Check each line of the material below for "simulation", then copy the ones that contain it.

* BEGIN Material provided *

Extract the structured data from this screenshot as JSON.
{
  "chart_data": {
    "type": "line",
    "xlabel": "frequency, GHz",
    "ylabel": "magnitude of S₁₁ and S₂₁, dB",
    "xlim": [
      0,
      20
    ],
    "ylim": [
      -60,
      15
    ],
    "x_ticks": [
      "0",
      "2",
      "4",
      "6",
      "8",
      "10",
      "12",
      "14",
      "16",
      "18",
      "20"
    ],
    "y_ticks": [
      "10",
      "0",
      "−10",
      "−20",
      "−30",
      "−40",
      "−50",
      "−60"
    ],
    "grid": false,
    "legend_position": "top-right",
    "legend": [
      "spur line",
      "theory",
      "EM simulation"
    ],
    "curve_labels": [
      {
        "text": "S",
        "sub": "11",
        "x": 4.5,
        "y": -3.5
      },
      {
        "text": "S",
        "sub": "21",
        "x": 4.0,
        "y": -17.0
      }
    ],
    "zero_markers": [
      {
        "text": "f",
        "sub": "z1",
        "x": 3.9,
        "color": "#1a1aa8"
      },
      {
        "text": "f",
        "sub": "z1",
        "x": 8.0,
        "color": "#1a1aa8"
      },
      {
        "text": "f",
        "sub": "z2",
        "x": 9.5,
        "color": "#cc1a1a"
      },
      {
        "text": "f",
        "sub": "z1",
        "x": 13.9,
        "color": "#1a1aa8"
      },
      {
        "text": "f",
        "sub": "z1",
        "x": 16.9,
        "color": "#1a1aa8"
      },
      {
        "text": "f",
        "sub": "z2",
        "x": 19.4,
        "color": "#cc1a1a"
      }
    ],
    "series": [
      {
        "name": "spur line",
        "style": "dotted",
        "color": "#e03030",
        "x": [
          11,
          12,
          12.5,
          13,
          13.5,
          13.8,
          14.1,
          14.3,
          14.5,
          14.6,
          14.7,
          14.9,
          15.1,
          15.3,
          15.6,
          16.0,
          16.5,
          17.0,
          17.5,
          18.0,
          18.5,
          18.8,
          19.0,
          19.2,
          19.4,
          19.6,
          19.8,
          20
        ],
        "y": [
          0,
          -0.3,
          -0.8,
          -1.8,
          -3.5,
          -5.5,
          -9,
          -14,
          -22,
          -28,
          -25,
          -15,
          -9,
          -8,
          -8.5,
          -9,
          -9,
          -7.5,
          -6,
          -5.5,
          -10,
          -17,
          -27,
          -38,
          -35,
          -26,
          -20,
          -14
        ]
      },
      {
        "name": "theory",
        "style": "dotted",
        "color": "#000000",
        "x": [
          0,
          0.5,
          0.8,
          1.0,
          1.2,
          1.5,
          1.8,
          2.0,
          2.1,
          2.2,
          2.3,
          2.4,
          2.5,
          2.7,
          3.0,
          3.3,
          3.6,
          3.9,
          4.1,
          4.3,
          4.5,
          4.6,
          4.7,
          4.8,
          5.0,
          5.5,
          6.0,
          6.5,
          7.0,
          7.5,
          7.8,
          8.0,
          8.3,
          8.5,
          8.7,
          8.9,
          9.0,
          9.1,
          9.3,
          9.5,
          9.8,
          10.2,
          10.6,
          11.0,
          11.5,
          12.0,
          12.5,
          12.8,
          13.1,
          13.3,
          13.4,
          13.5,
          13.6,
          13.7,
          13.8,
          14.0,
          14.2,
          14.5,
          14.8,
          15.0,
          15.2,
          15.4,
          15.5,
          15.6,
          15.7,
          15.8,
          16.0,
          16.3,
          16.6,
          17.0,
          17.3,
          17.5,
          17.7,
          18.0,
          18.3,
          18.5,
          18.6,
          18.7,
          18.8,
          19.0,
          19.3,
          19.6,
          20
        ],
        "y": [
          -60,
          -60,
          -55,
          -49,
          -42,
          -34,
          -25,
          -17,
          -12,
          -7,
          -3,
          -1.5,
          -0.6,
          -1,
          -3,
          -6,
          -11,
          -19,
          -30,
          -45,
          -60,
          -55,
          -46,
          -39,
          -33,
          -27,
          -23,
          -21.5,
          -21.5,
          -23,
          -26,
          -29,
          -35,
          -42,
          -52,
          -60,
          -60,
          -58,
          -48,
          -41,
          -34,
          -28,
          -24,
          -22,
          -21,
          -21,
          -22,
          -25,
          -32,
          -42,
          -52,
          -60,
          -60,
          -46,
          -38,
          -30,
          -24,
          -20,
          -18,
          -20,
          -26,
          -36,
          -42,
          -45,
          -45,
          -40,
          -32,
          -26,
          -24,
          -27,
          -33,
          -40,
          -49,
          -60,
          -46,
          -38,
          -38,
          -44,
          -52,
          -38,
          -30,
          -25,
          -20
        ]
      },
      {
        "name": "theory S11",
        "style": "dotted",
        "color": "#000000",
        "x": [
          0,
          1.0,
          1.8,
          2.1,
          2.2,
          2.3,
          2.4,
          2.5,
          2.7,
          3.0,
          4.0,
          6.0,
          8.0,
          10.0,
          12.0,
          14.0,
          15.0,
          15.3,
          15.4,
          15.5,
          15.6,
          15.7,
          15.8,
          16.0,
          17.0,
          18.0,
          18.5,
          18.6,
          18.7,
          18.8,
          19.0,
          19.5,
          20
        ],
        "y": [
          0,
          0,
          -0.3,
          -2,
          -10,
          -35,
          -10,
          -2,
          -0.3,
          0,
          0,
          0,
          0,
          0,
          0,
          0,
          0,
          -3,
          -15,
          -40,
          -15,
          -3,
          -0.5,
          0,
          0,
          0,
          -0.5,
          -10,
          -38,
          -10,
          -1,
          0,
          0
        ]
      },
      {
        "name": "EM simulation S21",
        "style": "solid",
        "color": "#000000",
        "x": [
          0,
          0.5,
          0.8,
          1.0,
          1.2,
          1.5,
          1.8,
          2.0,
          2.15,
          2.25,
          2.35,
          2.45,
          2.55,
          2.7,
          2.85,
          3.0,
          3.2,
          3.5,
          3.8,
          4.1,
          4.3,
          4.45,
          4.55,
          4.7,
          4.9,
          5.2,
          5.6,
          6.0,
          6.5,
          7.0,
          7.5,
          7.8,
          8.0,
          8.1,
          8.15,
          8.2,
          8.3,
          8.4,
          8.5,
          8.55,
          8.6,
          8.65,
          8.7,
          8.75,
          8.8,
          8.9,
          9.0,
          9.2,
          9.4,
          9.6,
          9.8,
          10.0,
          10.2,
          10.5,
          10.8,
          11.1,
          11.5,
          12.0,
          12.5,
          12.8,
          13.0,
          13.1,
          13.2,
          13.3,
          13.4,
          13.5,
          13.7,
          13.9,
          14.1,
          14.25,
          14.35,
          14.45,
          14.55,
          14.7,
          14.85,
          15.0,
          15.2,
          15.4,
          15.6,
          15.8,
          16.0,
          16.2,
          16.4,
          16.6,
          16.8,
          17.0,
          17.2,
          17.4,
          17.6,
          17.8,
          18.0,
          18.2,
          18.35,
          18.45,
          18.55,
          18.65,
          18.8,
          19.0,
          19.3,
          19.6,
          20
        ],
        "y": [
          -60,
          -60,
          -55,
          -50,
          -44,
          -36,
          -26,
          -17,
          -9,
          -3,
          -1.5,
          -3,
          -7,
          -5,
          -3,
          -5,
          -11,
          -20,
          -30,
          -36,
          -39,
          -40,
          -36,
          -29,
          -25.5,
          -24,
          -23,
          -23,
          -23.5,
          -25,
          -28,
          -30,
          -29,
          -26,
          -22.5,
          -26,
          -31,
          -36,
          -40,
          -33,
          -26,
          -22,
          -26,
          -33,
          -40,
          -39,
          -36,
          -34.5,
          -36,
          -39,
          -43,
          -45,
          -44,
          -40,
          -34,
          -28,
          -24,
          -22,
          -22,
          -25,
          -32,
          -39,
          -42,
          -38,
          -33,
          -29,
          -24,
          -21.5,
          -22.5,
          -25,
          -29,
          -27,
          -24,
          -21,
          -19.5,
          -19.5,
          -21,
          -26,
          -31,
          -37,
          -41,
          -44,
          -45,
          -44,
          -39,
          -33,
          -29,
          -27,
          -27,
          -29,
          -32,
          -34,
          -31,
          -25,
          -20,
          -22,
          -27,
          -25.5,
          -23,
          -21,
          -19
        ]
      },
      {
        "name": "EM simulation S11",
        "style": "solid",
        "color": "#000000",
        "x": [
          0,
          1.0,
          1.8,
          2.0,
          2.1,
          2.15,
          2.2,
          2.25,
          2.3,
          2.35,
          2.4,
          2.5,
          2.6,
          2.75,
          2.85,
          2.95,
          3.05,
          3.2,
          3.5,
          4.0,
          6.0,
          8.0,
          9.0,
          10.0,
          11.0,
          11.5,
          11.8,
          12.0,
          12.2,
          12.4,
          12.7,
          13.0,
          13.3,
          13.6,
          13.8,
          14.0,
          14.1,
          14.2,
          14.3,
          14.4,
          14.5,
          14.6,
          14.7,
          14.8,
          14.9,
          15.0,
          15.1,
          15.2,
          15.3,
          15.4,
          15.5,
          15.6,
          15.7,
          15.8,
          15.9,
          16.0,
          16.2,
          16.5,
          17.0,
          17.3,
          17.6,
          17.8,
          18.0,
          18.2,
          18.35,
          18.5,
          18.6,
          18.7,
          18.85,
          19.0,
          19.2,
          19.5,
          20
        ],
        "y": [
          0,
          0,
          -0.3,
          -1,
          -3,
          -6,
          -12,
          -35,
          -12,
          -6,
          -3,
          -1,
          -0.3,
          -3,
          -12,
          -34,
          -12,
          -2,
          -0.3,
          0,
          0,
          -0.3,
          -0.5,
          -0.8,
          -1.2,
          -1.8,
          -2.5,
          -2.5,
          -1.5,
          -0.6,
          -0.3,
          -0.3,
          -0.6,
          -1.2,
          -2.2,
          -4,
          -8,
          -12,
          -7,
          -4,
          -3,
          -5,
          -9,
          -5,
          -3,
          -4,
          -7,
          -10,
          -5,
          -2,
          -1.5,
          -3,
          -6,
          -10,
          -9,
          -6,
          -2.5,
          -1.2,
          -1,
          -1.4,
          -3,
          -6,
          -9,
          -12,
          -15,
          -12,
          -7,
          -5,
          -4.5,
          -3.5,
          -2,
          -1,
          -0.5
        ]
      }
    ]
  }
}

* END Material provided *

◆ Solved exercise ◆
      "EM simulation"
        "name": "EM simulation S21",
        "name": "EM simulation S11",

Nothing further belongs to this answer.